▶ _Recorded data_
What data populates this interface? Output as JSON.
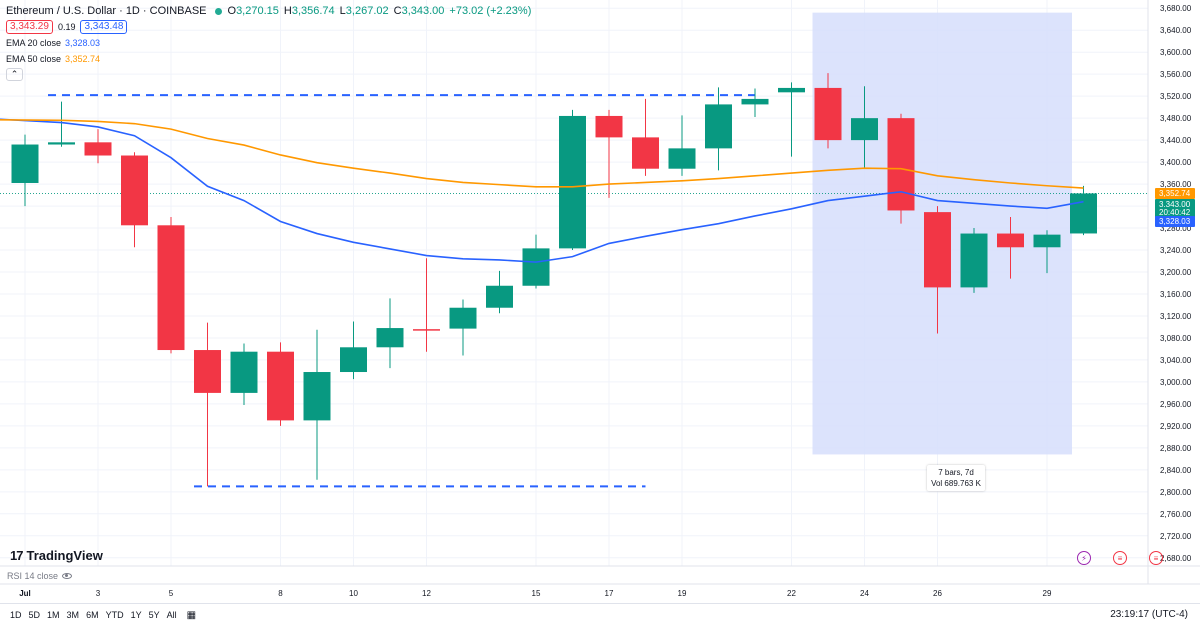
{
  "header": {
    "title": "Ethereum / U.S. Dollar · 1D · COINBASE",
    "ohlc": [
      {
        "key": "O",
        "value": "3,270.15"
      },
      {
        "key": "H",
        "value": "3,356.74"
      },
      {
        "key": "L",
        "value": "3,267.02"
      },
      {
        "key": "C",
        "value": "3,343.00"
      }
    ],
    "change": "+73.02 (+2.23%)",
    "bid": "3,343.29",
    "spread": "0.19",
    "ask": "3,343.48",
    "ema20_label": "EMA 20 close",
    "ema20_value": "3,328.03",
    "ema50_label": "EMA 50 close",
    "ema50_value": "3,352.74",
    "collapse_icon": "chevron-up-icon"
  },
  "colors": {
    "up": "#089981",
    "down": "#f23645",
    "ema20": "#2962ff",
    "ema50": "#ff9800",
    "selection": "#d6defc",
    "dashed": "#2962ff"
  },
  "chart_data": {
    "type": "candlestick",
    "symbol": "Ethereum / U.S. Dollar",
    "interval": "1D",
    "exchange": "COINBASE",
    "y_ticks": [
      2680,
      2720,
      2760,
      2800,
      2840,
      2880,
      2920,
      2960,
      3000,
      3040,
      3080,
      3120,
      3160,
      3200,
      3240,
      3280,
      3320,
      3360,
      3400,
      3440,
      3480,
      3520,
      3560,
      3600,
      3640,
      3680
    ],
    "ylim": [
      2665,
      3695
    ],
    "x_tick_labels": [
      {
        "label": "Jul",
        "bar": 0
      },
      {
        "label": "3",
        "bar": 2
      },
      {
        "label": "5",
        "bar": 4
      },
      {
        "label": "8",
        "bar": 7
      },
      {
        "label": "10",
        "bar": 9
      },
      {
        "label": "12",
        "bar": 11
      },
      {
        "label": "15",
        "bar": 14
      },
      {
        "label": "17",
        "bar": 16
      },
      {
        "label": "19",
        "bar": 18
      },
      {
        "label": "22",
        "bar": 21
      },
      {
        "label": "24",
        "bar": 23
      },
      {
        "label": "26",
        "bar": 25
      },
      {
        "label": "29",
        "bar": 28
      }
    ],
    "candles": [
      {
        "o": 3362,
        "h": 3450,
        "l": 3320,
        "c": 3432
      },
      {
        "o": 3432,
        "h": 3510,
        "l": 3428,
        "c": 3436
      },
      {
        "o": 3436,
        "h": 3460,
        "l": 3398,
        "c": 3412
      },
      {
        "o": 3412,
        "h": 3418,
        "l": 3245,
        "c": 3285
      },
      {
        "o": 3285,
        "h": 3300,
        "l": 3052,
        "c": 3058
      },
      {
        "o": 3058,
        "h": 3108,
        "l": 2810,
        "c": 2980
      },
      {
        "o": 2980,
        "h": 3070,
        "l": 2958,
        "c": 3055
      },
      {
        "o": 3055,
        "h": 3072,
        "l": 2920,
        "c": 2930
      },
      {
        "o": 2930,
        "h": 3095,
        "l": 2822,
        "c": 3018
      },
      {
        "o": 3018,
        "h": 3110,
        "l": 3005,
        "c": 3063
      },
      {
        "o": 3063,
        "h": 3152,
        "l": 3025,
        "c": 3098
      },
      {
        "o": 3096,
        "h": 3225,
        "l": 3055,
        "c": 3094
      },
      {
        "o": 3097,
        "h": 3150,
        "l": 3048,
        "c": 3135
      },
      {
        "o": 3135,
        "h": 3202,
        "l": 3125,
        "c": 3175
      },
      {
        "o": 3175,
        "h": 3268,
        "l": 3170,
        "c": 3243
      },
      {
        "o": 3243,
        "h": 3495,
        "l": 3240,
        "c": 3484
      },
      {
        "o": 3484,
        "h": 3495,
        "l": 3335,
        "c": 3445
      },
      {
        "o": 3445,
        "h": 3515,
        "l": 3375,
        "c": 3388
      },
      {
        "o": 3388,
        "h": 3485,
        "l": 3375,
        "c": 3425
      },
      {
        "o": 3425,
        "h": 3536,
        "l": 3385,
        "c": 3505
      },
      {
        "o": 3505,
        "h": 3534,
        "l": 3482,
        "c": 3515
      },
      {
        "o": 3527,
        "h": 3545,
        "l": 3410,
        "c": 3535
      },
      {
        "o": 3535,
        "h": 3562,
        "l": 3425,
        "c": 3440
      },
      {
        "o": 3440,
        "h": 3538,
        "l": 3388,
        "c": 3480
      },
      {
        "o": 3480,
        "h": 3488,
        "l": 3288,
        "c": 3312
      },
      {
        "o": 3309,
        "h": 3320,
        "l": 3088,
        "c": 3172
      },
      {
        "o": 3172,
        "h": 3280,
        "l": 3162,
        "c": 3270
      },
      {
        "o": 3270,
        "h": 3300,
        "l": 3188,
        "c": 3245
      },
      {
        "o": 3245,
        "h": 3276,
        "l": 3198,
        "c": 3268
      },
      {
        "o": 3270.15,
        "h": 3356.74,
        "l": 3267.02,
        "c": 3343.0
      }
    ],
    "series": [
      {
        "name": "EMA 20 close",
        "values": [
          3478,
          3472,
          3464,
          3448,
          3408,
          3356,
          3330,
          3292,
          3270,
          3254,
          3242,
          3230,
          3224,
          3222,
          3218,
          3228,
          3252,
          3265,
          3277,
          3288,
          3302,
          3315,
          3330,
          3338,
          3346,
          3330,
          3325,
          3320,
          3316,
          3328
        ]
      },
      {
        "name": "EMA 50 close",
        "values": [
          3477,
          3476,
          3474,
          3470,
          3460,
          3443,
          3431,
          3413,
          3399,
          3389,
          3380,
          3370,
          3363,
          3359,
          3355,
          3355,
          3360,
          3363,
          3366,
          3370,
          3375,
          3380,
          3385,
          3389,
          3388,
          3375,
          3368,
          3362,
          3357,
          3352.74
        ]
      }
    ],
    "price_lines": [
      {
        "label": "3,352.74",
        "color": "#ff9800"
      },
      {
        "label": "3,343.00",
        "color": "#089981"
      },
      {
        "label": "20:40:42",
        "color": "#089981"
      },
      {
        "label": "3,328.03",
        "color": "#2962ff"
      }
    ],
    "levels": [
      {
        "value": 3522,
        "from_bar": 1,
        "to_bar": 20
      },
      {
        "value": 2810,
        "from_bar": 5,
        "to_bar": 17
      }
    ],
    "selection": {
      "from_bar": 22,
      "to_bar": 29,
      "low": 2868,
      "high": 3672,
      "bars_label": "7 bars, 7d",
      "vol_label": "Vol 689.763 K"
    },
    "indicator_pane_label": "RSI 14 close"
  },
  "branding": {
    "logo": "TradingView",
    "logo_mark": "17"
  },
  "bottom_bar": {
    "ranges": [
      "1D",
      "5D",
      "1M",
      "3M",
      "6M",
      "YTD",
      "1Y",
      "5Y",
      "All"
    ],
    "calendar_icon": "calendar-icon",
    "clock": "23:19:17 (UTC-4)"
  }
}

▶ _Task objective_
Write the records out once more, exactly as they appear, with no pictures.

▶ _Solved problem_
What data populates this interface? Output as JSON.
{
  "header": {
    "title": "Ethereum / U.S. Dollar · 1D · COINBASE",
    "ohlc": [
      {
        "key": "O",
        "value": "3,270.15"
      },
      {
        "key": "H",
        "value": "3,356.74"
      },
      {
        "key": "L",
        "value": "3,267.02"
      },
      {
        "key": "C",
        "value": "3,343.00"
      }
    ],
    "change": "+73.02 (+2.23%)",
    "bid": "3,343.29",
    "spread": "0.19",
    "ask": "3,343.48",
    "ema20_label": "EMA 20 close",
    "ema20_value": "3,328.03",
    "ema50_label": "EMA 50 close",
    "ema50_value": "3,352.74",
    "collapse_icon": "chevron-up-icon"
  },
  "colors": {
    "up": "#089981",
    "down": "#f23645",
    "ema20": "#2962ff",
    "ema50": "#ff9800",
    "selection": "#d6defc",
    "dashed": "#2962ff"
  },
  "chart_data": {
    "type": "candlestick",
    "symbol": "Ethereum / U.S. Dollar",
    "interval": "1D",
    "exchange": "COINBASE",
    "y_ticks": [
      2680,
      2720,
      2760,
      2800,
      2840,
      2880,
      2920,
      2960,
      3000,
      3040,
      3080,
      3120,
      3160,
      3200,
      3240,
      3280,
      3320,
      3360,
      3400,
      3440,
      3480,
      3520,
      3560,
      3600,
      3640,
      3680
    ],
    "ylim": [
      2665,
      3695
    ],
    "x_tick_labels": [
      {
        "label": "Jul",
        "bar": 0
      },
      {
        "label": "3",
        "bar": 2
      },
      {
        "label": "5",
        "bar": 4
      },
      {
        "label": "8",
        "bar": 7
      },
      {
        "label": "10",
        "bar": 9
      },
      {
        "label": "12",
        "bar": 11
      },
      {
        "label": "15",
        "bar": 14
      },
      {
        "label": "17",
        "bar": 16
      },
      {
        "label": "19",
        "bar": 18
      },
      {
        "label": "22",
        "bar": 21
      },
      {
        "label": "24",
        "bar": 23
      },
      {
        "label": "26",
        "bar": 25
      },
      {
        "label": "29",
        "bar": 28
      }
    ],
    "candles": [
      {
        "o": 3362,
        "h": 3450,
        "l": 3320,
        "c": 3432
      },
      {
        "o": 3432,
        "h": 3510,
        "l": 3428,
        "c": 3436
      },
      {
        "o": 3436,
        "h": 3460,
        "l": 3398,
        "c": 3412
      },
      {
        "o": 3412,
        "h": 3418,
        "l": 3245,
        "c": 3285
      },
      {
        "o": 3285,
        "h": 3300,
        "l": 3052,
        "c": 3058
      },
      {
        "o": 3058,
        "h": 3108,
        "l": 2810,
        "c": 2980
      },
      {
        "o": 2980,
        "h": 3070,
        "l": 2958,
        "c": 3055
      },
      {
        "o": 3055,
        "h": 3072,
        "l": 2920,
        "c": 2930
      },
      {
        "o": 2930,
        "h": 3095,
        "l": 2822,
        "c": 3018
      },
      {
        "o": 3018,
        "h": 3110,
        "l": 3005,
        "c": 3063
      },
      {
        "o": 3063,
        "h": 3152,
        "l": 3025,
        "c": 3098
      },
      {
        "o": 3096,
        "h": 3225,
        "l": 3055,
        "c": 3094
      },
      {
        "o": 3097,
        "h": 3150,
        "l": 3048,
        "c": 3135
      },
      {
        "o": 3135,
        "h": 3202,
        "l": 3125,
        "c": 3175
      },
      {
        "o": 3175,
        "h": 3268,
        "l": 3170,
        "c": 3243
      },
      {
        "o": 3243,
        "h": 3495,
        "l": 3240,
        "c": 3484
      },
      {
        "o": 3484,
        "h": 3495,
        "l": 3335,
        "c": 3445
      },
      {
        "o": 3445,
        "h": 3515,
        "l": 3375,
        "c": 3388
      },
      {
        "o": 3388,
        "h": 3485,
        "l": 3375,
        "c": 3425
      },
      {
        "o": 3425,
        "h": 3536,
        "l": 3385,
        "c": 3505
      },
      {
        "o": 3505,
        "h": 3534,
        "l": 3482,
        "c": 3515
      },
      {
        "o": 3527,
        "h": 3545,
        "l": 3410,
        "c": 3535
      },
      {
        "o": 3535,
        "h": 3562,
        "l": 3425,
        "c": 3440
      },
      {
        "o": 3440,
        "h": 3538,
        "l": 3388,
        "c": 3480
      },
      {
        "o": 3480,
        "h": 3488,
        "l": 3288,
        "c": 3312
      },
      {
        "o": 3309,
        "h": 3320,
        "l": 3088,
        "c": 3172
      },
      {
        "o": 3172,
        "h": 3280,
        "l": 3162,
        "c": 3270
      },
      {
        "o": 3270,
        "h": 3300,
        "l": 3188,
        "c": 3245
      },
      {
        "o": 3245,
        "h": 3276,
        "l": 3198,
        "c": 3268
      },
      {
        "o": 3270.15,
        "h": 3356.74,
        "l": 3267.02,
        "c": 3343.0
      }
    ],
    "series": [
      {
        "name": "EMA 20 close",
        "values": [
          3478,
          3472,
          3464,
          3448,
          3408,
          3356,
          3330,
          3292,
          3270,
          3254,
          3242,
          3230,
          3224,
          3222,
          3218,
          3228,
          3252,
          3265,
          3277,
          3288,
          3302,
          3315,
          3330,
          3338,
          3346,
          3330,
          3325,
          3320,
          3316,
          3328
        ]
      },
      {
        "name": "EMA 50 close",
        "values": [
          3477,
          3476,
          3474,
          3470,
          3460,
          3443,
          3431,
          3413,
          3399,
          3389,
          3380,
          3370,
          3363,
          3359,
          3355,
          3355,
          3360,
          3363,
          3366,
          3370,
          3375,
          3380,
          3385,
          3389,
          3388,
          3375,
          3368,
          3362,
          3357,
          3352.74
        ]
      }
    ],
    "price_lines": [
      {
        "label": "3,352.74",
        "color": "#ff9800"
      },
      {
        "label": "3,343.00",
        "color": "#089981"
      },
      {
        "label": "20:40:42",
        "color": "#089981"
      },
      {
        "label": "3,328.03",
        "color": "#2962ff"
      }
    ],
    "levels": [
      {
        "value": 3522,
        "from_bar": 1,
        "to_bar": 20
      },
      {
        "value": 2810,
        "from_bar": 5,
        "to_bar": 17
      }
    ],
    "selection": {
      "from_bar": 22,
      "to_bar": 29,
      "low": 2868,
      "high": 3672,
      "bars_label": "7 bars, 7d",
      "vol_label": "Vol 689.763 K"
    },
    "indicator_pane_label": "RSI 14 close"
  },
  "branding": {
    "logo": "TradingView",
    "logo_mark": "17"
  },
  "bottom_bar": {
    "ranges": [
      "1D",
      "5D",
      "1M",
      "3M",
      "6M",
      "YTD",
      "1Y",
      "5Y",
      "All"
    ],
    "calendar_icon": "calendar-icon",
    "clock": "23:19:17 (UTC-4)"
  }
}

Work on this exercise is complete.